Re: How do I validate Data Encryption on Block data transfer?

2020-02-11 Thread Antonio A. Rendina

That parameter is related to data encryption on RPC when a client connects.

I never checked, but if you use it without kerberos you should have 
encryption without authentication. So, for example, if you do:


hdfs dfs -touch /tmp/myfile

the file will be owned by the user that is running the hdfs command, the 
user must exists on all machines.


The only difference compared with a non-secure configuration will be 
that the data between client and server will be encrypted using 
symmetric encryption.


I'm not security expert, but I think (*I'm theorizing*) that in this 
case there is a security risk related to the handshake in the initial 
connection, so you should run the command in this way only from a 
trusted host.


--

Antonio

Il 10/02/20 23:52, Daniel Howard ha scritto:
On Wed, Feb 5, 2020 at 11:29 PM Antonio A. Rendina 
mailto:arendin...@gmail.com>> wrote:


I never configured the access token, so I don't know how it works,
but I think that you should also set:

hadoop.rpc.protection=privacy

Question: can one use *hadoop.rpc.protection=privacy* /without/ Kerberos?

In theory, SASL can be used independently of Kerberos, but I haven't 
found an example for doing this with Hadoop, yet.


As for my original question ... after I enabled encrypted data 
transfer for block data transfer I did some filesystem benchmarks and 
there was plenty of performance impact to let me know that /something/ 
was afoot. :)

━━━━━━━━━━━━━━━━━━━━

Task set:
**A.** Condense the paragraph of the Hadoop encryption thread that begins "I'm not security expert" into a single shorter sentence that keeps its main points.
**B.** Carry on the Hadoop encryption thread from its final sentence.

Entries from a dataset:
━━━━━━━━━━━━━━━━━━━━

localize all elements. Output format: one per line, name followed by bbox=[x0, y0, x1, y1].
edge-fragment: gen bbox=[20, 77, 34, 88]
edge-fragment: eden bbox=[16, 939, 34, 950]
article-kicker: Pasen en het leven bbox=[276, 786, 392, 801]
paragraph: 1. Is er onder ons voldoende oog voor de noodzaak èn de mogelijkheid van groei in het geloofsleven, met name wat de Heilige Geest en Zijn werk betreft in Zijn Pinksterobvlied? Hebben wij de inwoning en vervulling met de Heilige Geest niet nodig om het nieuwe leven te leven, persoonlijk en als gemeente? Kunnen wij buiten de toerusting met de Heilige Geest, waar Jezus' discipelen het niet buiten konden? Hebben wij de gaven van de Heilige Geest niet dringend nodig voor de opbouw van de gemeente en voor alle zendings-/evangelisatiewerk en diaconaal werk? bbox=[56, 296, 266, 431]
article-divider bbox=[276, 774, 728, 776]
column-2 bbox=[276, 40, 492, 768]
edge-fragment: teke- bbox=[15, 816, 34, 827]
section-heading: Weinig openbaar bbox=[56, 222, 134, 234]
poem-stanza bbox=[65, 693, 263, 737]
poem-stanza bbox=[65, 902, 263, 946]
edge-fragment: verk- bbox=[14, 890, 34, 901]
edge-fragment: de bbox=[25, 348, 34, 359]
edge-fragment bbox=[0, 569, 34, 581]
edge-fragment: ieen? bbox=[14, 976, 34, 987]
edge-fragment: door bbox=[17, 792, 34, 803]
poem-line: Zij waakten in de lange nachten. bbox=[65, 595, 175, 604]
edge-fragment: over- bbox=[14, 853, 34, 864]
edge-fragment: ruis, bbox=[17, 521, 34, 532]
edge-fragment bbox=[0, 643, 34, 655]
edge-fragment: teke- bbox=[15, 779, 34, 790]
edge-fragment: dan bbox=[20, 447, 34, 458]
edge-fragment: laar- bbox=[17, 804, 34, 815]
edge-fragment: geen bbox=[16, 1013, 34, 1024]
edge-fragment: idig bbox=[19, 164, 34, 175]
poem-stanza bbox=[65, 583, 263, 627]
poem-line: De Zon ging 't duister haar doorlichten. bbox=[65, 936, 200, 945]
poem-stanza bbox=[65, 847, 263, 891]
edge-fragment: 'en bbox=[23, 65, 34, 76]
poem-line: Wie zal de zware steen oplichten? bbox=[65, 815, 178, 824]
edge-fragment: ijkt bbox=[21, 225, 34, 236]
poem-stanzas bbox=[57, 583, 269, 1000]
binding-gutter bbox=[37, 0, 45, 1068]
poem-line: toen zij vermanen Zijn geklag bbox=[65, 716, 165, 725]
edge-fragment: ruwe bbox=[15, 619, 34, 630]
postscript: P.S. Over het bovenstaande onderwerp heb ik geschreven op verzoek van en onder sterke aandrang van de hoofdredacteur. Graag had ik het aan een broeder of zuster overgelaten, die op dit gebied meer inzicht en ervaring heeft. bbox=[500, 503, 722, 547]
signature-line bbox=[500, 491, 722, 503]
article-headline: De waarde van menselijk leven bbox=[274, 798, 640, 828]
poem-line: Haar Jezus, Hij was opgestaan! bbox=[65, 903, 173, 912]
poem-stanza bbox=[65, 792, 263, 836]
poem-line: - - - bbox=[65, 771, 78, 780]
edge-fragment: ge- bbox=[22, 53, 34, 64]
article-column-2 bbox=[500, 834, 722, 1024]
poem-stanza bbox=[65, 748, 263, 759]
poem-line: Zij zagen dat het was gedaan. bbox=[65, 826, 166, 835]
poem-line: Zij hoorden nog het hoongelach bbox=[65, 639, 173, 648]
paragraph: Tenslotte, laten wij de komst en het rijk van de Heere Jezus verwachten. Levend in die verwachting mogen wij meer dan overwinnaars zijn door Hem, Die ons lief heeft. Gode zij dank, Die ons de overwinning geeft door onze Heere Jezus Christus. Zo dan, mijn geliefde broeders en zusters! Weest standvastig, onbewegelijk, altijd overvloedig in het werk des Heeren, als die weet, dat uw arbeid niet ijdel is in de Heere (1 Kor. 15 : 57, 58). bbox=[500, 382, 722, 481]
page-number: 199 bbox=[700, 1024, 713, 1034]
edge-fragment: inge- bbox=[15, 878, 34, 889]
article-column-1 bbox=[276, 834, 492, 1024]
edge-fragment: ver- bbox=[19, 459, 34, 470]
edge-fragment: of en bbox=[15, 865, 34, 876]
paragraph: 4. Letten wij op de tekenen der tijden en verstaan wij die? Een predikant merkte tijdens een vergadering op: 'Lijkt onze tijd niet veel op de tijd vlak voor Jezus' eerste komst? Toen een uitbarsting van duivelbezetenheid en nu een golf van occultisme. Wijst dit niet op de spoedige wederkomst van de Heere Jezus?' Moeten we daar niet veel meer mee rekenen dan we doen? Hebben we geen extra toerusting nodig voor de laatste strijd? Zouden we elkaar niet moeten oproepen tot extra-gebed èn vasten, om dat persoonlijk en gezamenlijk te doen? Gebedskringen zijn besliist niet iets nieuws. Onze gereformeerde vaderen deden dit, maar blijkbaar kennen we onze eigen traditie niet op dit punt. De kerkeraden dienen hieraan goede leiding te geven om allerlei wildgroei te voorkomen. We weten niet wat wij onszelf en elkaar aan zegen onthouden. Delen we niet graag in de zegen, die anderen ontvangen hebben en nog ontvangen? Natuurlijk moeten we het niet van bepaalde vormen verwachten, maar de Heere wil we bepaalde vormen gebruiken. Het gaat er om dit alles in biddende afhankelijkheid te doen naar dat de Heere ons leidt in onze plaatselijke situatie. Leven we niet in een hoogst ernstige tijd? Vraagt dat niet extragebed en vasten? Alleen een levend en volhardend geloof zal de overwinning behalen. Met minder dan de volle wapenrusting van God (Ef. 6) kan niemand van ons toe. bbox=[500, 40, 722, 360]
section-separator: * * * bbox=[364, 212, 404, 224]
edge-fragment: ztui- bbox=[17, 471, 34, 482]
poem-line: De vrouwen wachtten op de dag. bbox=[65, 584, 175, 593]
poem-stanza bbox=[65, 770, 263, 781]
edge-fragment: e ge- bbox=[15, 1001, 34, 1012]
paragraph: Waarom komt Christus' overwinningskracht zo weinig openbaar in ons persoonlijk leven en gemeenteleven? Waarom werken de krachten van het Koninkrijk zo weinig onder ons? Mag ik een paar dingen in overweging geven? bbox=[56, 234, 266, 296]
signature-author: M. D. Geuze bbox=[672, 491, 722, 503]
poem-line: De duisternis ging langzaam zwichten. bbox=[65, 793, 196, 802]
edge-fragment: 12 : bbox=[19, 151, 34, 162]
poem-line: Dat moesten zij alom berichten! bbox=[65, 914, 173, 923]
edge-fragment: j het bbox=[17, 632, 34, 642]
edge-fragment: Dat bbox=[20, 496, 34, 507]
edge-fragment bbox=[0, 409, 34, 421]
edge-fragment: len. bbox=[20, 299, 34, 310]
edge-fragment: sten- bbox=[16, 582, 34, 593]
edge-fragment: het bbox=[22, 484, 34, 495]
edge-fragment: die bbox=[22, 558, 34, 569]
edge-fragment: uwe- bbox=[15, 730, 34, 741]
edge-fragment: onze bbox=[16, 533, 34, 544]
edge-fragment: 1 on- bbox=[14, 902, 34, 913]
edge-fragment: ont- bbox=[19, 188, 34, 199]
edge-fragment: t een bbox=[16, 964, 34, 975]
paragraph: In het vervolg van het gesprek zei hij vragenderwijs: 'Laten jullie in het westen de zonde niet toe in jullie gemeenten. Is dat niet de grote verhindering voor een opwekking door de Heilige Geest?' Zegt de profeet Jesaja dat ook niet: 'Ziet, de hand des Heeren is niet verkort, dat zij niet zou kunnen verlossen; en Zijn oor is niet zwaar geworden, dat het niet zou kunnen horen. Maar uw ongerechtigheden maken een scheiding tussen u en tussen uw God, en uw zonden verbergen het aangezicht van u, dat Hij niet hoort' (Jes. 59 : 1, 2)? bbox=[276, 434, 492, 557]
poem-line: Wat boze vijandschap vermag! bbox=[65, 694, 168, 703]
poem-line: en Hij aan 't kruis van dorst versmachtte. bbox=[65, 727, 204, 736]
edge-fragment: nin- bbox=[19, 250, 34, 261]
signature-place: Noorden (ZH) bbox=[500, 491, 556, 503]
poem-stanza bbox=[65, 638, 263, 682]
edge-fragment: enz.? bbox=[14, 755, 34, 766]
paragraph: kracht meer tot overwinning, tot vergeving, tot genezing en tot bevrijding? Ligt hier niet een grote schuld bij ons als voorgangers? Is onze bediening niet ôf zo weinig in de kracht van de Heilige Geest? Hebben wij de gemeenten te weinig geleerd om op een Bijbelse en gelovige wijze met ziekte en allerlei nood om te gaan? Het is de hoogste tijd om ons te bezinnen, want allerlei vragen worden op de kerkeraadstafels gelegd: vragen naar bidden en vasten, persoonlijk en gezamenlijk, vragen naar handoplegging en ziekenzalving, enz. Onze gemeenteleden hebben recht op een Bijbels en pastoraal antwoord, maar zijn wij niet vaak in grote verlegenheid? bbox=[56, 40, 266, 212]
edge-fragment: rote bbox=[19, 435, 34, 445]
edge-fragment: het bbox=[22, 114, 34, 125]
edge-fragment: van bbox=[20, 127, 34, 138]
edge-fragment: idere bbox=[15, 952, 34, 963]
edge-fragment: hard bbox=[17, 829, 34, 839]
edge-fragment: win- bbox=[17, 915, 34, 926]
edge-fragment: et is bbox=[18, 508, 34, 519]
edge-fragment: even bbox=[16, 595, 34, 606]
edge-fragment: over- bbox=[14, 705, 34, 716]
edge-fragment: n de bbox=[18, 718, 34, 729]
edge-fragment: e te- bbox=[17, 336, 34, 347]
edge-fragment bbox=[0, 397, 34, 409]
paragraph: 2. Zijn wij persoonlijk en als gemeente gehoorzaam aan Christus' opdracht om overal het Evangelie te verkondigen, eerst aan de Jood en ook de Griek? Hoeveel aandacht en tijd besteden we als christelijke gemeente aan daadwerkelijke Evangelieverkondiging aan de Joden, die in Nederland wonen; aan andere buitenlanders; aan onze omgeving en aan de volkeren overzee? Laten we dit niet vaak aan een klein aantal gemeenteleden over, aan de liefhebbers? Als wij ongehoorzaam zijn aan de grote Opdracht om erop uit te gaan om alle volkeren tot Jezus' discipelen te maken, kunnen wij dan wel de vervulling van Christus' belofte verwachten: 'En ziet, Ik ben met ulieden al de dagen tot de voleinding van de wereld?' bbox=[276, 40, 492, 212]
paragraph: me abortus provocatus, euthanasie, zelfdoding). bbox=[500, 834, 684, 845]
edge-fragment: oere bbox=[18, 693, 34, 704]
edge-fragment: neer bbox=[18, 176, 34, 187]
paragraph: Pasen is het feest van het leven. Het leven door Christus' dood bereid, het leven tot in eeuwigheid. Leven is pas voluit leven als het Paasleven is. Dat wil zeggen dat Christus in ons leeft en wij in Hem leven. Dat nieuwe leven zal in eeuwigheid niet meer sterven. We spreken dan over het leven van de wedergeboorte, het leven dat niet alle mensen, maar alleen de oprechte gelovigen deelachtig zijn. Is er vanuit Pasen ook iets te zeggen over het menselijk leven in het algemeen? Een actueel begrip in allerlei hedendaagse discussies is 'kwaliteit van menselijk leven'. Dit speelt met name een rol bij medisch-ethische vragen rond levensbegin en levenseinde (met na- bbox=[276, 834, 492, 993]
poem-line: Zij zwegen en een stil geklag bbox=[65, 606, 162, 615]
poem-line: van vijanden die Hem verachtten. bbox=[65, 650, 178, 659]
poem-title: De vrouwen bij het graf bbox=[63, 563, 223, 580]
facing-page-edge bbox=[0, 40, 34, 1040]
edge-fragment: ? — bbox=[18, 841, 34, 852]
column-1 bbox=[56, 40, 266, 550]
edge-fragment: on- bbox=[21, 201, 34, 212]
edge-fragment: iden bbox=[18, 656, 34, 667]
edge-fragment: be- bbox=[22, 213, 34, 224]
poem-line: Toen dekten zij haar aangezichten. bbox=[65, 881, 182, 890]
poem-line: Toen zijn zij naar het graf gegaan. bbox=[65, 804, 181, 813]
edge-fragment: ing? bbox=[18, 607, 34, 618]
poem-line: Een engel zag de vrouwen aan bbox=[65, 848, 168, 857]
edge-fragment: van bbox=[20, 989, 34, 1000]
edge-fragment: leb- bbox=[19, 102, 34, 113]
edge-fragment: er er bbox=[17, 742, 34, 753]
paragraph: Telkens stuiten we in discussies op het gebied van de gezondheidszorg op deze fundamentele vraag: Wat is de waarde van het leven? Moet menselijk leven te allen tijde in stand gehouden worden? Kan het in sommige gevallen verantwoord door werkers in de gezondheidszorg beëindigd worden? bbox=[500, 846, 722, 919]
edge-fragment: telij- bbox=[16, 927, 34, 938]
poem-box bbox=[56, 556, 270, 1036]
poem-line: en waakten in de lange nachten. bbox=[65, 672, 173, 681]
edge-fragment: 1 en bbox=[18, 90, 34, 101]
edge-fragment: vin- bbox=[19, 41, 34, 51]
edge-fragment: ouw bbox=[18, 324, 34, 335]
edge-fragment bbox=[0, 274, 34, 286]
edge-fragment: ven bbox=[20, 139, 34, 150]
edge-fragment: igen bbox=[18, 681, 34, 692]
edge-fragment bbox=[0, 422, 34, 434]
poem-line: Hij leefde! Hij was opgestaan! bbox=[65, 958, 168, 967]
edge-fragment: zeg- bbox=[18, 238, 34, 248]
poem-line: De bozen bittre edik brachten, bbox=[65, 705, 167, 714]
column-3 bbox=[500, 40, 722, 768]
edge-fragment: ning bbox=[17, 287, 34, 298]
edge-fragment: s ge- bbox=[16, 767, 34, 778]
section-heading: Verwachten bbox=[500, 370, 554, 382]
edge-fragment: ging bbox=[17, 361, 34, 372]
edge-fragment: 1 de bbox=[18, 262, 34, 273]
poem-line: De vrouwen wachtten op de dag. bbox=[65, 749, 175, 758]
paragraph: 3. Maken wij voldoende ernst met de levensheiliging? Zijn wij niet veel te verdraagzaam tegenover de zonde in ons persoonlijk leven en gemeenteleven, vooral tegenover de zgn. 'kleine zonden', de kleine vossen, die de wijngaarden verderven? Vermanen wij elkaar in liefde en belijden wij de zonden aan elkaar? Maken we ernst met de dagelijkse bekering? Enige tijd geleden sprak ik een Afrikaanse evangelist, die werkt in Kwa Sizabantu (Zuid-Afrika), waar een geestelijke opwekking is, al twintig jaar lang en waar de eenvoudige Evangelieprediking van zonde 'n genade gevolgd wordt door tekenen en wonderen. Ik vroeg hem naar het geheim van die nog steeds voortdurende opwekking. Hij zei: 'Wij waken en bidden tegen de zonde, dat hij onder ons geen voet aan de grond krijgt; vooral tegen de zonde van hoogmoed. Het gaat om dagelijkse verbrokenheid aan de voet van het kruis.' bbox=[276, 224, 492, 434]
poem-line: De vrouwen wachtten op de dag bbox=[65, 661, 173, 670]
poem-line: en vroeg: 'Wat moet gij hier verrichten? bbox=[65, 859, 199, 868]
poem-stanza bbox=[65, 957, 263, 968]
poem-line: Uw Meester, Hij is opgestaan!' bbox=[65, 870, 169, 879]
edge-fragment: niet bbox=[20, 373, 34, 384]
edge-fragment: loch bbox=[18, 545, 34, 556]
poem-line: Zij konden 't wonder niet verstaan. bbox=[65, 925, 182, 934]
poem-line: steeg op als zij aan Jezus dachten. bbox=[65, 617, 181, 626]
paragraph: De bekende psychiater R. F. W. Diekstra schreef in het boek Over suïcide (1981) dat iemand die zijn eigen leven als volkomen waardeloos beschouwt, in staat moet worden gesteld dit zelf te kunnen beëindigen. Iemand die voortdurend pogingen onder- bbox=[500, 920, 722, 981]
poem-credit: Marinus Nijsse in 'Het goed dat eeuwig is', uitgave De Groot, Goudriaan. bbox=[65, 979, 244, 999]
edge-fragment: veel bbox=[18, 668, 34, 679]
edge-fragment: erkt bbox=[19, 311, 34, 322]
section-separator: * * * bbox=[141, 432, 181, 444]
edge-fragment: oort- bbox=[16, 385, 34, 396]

━━━━━━━━━━━━━━━━━━━━

Results:
**A.** The writer, who is not a security expert and is only theorizing, suspects that this setup carries a security risk in the handshake of the initial connection, so the command should be run only from a trusted host.

**B.**
-danny

--
http://dannyman.toldme.com


Re: How do I validate Data Encryption on Block data transfer?

2020-02-10 Thread Daniel Howard
On Wed, Feb 5, 2020 at 11:29 PM Antonio A. Rendina 
wrote:

> I never configured the access token, so I don't know how it works, but I
> think that you should also set:
>
> hadoop.rpc.protection=privacy
>
Question: can one use *hadoop.rpc.protection=privacy* *without* Kerberos?

In theory, SASL can be used independently of Kerberos, but I haven't found
an example for doing this with Hadoop, yet.

As for my original question ... after I enabled encrypted data transfer for
block data transfer I did some filesystem benchmarks and there was plenty
of performance impact to let me know that *something* was afoot. :)

-danny

-- 
http://dannyman.toldme.com


Re: How do I validate Data Encryption on Block data transfer?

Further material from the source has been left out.